▶ [Listed records]:

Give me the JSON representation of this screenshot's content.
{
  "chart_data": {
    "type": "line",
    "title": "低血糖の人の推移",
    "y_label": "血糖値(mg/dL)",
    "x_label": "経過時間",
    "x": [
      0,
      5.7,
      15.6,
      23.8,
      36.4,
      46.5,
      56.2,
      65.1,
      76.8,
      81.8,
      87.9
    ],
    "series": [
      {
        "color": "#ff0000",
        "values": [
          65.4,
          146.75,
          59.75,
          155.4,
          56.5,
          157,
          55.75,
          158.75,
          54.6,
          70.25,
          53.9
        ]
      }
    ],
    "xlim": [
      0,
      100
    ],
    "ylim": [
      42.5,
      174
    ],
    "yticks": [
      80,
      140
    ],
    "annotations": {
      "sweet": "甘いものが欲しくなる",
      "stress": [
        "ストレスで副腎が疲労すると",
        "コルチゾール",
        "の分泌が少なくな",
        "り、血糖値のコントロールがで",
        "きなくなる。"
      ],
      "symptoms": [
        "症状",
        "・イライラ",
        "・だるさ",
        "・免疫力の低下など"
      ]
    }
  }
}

▶ [Task details]:
Please copy out each record, character for character.

▶ [Full response]:
Give me the JSON representation of this screenshot's content.
{
  "chart_data": {
    "type": "line",
    "title": "低血糖の人の推移",
    "y_label": "血糖値(mg/dL)",
    "x_label": "経過時間",
    "x": [
      0,
      5.7,
      15.6,
      23.8,
      36.4,
      46.5,
      56.2,
      65.1,
      76.8,
      81.8,
      87.9
    ],
    "series": [
      {
        "color": "#ff0000",
        "values": [
          65.4,
          146.75,
          59.75,
          155.4,
          56.5,
          157,
          55.75,
          158.75,
          54.6,
          70.25,
          53.9
        ]
      }
    ],
    "xlim": [
      0,
      100
    ],
    "ylim": [
      42.5,
      174
    ],
    "yticks": [
      80,
      140
    ],
    "annotations": {
      "sweet": "甘いものが欲しくなる",
      "stress": [
        "ストレスで副腎が疲労すると",
        "コルチゾール",
        "の分泌が少なくな",
        "り、血糖値のコントロールがで",
        "きなくなる。"
      ],
      "symptoms": [
        "症状",
        "・イライラ",
        "・だるさ",
        "・免疫力の低下など"
      ]
    }
  }
}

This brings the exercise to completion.